=== Task ===
Search the entries for the word "States" and pull out each line that has it.

Excerpted records start

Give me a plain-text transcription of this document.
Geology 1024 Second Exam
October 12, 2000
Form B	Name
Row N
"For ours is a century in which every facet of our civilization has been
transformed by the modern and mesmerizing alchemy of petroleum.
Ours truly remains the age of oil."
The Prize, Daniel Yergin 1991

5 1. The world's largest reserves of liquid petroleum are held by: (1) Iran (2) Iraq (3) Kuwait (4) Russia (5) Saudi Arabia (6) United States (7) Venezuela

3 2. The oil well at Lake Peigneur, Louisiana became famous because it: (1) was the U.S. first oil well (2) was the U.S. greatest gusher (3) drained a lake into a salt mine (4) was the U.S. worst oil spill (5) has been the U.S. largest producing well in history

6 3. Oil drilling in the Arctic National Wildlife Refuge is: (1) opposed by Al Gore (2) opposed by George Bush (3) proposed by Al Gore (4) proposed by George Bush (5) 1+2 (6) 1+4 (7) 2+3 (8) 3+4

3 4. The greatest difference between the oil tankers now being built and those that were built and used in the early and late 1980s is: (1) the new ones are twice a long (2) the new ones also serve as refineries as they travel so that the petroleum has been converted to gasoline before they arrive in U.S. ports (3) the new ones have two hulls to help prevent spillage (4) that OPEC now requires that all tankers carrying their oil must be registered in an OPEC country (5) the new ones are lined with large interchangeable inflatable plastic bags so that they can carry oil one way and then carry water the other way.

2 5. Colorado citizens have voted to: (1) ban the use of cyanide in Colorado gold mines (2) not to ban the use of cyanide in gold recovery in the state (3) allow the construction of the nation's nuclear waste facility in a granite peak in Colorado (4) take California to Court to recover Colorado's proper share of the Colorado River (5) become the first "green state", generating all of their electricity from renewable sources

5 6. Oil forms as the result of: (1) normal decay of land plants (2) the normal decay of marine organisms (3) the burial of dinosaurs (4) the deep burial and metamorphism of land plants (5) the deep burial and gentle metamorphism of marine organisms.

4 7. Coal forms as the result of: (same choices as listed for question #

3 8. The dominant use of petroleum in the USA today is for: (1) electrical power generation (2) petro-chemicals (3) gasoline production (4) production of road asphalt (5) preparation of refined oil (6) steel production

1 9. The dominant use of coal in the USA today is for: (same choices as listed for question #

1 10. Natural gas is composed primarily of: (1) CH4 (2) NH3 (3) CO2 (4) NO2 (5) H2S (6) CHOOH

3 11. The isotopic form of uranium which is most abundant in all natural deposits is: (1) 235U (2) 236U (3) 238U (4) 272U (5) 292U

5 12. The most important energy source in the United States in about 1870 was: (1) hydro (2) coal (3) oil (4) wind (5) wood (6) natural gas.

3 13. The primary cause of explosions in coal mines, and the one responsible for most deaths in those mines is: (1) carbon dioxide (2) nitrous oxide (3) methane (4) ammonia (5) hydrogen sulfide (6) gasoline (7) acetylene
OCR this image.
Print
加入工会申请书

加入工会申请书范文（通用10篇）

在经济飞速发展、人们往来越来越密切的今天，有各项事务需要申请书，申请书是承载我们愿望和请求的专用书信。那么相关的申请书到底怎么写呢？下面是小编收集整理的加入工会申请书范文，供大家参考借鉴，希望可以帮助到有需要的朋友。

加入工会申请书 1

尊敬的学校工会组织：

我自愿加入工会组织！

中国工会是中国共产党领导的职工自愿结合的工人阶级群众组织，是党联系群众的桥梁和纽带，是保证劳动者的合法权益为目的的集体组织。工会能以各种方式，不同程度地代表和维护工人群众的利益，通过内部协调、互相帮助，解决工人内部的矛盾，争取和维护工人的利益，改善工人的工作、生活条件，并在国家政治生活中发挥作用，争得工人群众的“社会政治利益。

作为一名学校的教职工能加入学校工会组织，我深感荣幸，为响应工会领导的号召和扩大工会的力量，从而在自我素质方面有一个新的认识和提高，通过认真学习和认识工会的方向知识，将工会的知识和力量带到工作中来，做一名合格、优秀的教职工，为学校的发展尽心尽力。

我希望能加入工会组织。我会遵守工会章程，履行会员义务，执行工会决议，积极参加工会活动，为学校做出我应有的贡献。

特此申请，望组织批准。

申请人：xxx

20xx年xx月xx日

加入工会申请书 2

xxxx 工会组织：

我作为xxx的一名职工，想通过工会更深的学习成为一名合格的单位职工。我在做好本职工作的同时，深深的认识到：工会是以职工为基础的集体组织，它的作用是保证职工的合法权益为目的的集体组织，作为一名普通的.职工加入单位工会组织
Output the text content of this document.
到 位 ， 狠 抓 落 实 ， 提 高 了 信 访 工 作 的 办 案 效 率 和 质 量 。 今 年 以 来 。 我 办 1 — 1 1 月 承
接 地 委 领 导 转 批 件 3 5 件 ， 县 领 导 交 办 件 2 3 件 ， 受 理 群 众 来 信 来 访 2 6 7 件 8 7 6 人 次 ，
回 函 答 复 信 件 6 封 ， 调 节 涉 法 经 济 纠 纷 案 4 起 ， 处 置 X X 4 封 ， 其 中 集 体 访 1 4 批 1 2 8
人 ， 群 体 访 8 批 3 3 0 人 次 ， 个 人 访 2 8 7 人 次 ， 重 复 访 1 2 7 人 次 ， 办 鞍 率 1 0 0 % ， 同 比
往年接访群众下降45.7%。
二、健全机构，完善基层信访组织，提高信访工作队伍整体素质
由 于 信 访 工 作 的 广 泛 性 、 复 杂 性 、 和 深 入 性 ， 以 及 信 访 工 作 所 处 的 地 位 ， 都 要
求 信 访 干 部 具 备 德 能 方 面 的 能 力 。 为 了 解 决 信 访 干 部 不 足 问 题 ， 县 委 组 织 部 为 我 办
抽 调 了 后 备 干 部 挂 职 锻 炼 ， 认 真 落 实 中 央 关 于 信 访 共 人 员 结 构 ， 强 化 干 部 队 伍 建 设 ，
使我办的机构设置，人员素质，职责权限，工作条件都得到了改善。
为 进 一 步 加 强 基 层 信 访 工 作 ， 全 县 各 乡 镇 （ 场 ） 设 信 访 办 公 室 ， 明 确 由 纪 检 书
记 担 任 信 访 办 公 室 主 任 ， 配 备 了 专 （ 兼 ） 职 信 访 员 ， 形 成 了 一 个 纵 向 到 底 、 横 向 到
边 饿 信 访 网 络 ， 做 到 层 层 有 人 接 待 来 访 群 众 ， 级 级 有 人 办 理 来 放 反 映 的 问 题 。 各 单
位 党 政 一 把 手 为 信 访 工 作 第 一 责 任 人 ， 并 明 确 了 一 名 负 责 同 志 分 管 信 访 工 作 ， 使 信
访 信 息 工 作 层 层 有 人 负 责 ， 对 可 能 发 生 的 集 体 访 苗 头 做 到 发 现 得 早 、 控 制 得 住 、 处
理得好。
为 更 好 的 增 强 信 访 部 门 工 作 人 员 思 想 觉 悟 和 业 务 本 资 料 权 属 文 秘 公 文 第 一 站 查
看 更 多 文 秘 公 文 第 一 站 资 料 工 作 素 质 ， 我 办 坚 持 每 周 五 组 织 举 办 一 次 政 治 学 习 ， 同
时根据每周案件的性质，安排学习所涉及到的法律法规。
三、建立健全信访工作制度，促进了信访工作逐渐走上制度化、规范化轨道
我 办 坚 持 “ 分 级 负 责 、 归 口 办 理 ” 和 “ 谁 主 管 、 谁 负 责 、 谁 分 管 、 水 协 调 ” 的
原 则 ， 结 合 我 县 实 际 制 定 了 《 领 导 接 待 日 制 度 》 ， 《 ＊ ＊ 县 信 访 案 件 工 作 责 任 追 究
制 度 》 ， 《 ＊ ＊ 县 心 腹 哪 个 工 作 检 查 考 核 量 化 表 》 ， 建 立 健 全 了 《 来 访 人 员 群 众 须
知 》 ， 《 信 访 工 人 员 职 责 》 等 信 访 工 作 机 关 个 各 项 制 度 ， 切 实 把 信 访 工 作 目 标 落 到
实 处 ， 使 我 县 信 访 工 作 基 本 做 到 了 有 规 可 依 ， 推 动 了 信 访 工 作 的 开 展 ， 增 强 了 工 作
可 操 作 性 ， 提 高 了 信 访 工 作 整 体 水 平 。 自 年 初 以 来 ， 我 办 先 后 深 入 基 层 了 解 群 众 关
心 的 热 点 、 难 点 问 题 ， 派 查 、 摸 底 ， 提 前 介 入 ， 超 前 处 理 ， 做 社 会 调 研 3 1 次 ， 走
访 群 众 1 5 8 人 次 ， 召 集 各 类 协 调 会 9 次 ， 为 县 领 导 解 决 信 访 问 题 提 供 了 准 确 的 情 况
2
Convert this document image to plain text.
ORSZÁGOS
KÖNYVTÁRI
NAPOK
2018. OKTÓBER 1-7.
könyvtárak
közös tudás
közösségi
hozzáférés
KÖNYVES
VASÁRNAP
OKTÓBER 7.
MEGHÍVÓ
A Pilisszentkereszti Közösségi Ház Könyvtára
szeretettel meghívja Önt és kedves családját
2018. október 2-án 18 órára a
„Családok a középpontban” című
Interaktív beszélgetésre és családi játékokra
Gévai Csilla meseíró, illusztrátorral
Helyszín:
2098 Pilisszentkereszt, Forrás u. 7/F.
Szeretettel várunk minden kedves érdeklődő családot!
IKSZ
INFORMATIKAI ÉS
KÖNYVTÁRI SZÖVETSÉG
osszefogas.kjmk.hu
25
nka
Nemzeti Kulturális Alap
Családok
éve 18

Excerpted records end

=== Finished task ===
5 1. The world's largest reserves of liquid petroleum are held by: (1) Iran (2) Iraq (3) Kuwait (4) Russia (5) Saudi Arabia (6) United States (7) Venezuela
5 12. The most important energy source in the United States in about 1870 was: (1) hydro (2) coal (3) oil (4) wind (5) wood (6) natural gas.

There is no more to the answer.